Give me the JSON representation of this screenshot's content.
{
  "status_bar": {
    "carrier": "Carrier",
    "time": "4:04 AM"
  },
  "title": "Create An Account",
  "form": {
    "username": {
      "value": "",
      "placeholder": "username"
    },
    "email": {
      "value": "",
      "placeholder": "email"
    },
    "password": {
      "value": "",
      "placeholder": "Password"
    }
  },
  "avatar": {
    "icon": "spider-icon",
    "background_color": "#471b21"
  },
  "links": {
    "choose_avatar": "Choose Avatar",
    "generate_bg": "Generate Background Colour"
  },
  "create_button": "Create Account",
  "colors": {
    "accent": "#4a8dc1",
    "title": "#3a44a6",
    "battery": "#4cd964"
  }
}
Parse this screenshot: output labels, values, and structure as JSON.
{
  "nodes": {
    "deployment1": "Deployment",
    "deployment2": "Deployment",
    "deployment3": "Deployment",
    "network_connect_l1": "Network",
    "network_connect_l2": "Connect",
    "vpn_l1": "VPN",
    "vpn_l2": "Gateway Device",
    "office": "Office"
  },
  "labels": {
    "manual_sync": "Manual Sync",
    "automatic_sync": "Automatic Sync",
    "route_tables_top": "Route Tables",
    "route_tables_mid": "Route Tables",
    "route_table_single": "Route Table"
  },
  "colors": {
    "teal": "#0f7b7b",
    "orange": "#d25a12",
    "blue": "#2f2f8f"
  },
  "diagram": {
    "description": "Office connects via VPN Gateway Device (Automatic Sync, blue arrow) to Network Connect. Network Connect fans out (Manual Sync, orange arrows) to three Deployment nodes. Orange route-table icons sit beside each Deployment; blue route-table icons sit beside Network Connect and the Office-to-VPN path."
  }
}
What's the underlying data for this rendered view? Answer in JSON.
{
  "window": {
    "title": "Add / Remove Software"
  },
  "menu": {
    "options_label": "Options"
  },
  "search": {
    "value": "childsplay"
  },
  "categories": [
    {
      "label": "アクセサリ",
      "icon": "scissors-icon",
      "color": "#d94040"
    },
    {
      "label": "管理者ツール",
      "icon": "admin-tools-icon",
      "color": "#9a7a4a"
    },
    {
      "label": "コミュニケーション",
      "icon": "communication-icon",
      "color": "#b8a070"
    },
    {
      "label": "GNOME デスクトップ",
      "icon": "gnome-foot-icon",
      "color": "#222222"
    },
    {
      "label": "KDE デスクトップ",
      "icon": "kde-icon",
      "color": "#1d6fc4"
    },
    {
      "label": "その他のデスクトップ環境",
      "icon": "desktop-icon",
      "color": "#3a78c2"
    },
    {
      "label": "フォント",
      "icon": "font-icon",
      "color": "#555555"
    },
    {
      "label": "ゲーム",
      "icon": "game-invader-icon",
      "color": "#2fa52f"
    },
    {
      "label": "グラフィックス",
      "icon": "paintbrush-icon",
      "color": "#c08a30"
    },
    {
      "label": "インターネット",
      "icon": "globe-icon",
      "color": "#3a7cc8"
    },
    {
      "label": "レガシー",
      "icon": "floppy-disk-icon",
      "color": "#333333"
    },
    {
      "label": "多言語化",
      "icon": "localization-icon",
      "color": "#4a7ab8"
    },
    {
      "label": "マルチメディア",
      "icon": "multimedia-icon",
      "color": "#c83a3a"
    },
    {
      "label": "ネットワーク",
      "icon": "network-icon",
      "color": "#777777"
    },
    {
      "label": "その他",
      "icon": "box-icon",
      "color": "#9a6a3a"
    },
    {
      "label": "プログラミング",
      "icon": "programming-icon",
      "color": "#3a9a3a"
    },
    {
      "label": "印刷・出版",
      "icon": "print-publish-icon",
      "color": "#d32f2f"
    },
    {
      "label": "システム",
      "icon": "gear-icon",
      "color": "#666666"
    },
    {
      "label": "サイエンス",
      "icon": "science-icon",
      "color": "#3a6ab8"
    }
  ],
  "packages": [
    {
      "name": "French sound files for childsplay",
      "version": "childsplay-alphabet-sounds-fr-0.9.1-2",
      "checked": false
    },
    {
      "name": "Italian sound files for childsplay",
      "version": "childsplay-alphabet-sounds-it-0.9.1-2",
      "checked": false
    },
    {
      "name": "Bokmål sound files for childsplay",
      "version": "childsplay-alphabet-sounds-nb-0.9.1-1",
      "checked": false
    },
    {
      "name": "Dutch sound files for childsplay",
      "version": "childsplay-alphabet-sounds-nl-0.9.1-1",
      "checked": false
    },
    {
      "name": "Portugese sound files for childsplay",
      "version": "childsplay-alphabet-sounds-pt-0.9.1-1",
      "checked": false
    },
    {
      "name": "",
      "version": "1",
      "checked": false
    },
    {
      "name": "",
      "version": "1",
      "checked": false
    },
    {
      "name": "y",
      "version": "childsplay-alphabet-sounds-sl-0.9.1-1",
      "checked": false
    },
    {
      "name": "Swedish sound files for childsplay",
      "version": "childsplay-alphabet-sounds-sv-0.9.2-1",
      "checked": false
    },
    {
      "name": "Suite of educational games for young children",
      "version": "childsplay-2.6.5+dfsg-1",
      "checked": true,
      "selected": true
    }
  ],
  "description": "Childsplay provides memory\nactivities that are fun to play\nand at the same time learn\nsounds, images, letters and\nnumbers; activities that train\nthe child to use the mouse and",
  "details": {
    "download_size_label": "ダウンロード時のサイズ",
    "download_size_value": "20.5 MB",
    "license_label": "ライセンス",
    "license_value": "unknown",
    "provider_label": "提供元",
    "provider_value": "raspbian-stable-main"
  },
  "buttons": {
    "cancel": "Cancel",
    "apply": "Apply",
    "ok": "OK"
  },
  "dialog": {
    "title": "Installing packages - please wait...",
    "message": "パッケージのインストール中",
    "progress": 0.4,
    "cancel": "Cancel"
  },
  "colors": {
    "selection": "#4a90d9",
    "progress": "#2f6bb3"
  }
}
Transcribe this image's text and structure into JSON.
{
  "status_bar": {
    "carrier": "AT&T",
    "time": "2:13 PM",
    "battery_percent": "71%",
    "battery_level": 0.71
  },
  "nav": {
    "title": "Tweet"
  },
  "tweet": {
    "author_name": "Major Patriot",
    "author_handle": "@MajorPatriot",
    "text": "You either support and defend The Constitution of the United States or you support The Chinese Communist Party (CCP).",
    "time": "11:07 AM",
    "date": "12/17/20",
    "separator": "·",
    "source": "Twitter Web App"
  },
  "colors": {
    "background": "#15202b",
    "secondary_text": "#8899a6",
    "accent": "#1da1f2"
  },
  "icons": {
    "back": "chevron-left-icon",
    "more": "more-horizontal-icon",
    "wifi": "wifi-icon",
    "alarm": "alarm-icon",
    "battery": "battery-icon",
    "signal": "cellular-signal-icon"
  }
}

— Aim of the exercise —
Quote the lines of the listing above that run from the line with "Transcribe this image's" through its last line, both included, and nothing else.

— Exercise answer —
Transcribe this image's text and structure into JSON.
{
  "status_bar": {
    "carrier": "AT&T",
    "time": "2:13 PM",
    "battery_percent": "71%",
    "battery_level": 0.71
  },
  "nav": {
    "title": "Tweet"
  },
  "tweet": {
    "author_name": "Major Patriot",
    "author_handle": "@MajorPatriot",
    "text": "You either support and defend The Constitution of the United States or you support The Chinese Communist Party (CCP).",
    "time": "11:07 AM",
    "date": "12/17/20",
    "separator": "·",
    "source": "Twitter Web App"
  },
  "colors": {
    "background": "#15202b",
    "secondary_text": "#8899a6",
    "accent": "#1da1f2"
  },
  "icons": {
    "back": "chevron-left-icon",
    "more": "more-horizontal-icon",
    "wifi": "wifi-icon",
    "alarm": "alarm-icon",
    "battery": "battery-icon",
    "signal": "cellular-signal-icon"
  }
}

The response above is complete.